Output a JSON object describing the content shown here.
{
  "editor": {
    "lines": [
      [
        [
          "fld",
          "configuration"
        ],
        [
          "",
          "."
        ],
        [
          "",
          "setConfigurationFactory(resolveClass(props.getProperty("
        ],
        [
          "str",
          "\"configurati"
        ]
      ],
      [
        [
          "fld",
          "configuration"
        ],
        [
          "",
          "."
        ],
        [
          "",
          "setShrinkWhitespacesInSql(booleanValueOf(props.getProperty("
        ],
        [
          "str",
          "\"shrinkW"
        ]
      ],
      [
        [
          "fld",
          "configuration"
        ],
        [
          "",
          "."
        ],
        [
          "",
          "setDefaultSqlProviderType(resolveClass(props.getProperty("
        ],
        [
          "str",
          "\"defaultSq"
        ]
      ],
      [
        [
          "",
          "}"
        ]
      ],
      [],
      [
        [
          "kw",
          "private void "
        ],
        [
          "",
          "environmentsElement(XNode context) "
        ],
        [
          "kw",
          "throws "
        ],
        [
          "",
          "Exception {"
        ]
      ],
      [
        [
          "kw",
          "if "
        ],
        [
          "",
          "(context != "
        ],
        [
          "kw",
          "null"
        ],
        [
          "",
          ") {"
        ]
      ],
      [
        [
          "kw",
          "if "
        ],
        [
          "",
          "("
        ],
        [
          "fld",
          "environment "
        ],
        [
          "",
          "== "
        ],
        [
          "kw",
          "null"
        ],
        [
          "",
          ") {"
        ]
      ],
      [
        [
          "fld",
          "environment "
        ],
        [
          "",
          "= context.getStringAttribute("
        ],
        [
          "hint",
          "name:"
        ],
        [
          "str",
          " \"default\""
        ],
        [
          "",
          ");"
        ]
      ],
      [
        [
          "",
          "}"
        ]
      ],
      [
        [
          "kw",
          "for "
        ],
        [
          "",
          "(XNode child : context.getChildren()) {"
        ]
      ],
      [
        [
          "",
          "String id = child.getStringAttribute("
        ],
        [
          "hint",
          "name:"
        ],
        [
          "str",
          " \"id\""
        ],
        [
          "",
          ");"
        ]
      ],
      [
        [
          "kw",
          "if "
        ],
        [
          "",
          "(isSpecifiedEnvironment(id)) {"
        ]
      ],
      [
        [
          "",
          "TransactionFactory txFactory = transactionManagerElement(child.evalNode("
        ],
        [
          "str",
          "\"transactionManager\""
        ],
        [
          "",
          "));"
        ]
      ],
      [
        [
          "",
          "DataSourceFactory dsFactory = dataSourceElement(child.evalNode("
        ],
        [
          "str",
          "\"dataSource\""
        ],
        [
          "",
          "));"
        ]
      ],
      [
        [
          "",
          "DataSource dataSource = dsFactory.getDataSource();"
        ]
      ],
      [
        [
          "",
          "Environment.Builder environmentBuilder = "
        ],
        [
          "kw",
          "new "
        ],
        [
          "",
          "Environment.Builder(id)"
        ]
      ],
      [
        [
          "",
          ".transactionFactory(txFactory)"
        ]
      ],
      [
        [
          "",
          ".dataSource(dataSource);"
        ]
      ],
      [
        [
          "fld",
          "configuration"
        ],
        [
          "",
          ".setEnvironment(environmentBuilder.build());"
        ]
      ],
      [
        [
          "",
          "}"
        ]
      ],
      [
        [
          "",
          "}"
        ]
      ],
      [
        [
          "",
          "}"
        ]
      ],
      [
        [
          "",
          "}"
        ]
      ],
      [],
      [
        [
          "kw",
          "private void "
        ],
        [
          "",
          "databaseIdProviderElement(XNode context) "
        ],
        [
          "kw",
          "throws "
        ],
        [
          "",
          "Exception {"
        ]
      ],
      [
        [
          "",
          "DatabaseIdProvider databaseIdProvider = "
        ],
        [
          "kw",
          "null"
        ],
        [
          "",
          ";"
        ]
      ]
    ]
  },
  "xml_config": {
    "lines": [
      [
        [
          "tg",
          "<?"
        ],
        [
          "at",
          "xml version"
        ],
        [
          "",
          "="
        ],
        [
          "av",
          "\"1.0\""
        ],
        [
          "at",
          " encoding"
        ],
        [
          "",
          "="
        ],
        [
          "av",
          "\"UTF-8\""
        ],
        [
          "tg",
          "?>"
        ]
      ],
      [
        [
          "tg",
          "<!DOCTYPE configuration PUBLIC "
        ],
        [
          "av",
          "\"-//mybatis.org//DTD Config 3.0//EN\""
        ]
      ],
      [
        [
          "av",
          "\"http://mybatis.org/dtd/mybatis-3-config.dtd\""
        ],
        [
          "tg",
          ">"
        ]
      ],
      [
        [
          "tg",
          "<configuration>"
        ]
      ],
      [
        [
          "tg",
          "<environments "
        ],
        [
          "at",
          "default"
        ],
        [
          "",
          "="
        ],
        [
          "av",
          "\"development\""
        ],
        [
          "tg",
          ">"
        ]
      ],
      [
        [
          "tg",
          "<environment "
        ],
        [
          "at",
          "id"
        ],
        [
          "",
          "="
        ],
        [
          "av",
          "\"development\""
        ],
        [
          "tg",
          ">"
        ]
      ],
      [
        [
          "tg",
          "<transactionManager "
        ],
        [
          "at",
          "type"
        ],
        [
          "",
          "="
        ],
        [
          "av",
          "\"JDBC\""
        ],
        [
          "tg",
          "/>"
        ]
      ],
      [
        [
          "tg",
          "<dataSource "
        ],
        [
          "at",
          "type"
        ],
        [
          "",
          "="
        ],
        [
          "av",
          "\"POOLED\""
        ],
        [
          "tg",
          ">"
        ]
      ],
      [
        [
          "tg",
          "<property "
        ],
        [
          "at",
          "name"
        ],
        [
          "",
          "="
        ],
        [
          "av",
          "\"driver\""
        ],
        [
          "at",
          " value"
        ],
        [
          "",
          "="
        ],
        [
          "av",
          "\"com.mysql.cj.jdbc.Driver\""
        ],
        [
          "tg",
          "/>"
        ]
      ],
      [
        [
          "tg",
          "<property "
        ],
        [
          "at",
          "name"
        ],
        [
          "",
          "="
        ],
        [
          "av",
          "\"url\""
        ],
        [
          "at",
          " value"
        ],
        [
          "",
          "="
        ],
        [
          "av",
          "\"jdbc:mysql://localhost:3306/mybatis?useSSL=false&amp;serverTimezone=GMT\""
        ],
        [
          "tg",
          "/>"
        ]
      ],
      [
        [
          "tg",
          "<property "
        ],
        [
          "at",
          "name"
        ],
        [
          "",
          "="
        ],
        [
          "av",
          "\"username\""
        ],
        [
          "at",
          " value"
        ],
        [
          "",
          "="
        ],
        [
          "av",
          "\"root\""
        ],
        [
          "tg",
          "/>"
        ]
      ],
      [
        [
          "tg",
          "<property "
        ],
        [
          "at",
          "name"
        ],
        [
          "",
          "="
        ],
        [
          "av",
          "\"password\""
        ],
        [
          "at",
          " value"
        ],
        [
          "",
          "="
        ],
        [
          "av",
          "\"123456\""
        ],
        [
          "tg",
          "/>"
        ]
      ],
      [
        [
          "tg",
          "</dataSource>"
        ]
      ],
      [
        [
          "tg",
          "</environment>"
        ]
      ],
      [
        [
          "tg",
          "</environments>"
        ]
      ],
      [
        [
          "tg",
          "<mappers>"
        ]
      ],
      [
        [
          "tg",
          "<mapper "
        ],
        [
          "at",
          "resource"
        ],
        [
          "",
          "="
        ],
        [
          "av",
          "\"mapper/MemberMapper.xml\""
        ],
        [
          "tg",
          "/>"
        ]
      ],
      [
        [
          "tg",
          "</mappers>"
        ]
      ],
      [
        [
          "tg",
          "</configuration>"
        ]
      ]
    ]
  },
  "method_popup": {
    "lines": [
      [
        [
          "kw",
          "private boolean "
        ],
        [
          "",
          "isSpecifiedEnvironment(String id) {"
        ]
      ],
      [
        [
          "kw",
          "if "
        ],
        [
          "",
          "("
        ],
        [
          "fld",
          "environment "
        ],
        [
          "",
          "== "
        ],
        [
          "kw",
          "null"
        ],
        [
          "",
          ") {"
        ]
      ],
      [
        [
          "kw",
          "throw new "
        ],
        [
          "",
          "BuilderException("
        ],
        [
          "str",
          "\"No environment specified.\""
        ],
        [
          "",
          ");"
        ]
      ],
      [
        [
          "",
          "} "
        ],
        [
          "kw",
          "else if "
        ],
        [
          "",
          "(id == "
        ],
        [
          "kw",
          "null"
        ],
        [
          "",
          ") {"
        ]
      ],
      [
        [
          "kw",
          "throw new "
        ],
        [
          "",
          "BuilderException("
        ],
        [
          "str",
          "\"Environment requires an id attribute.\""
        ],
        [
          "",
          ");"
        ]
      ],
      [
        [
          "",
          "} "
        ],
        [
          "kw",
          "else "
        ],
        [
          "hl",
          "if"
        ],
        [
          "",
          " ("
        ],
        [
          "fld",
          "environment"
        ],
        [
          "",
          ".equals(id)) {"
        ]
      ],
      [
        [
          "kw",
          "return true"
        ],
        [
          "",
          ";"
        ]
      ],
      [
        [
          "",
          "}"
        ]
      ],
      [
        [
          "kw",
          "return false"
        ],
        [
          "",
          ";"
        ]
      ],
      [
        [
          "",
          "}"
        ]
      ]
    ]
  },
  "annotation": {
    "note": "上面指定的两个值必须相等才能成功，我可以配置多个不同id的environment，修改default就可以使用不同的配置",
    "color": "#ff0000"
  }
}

TASK REQUIREMENTS ▸
Scan the entries above. Copy each line that has the string "XNode".

FULL SOLUTION ▸
          "environmentsElement(XNode context) "
          "(XNode child : context.getChildren()) {"
          "databaseIdProviderElement(XNode context) "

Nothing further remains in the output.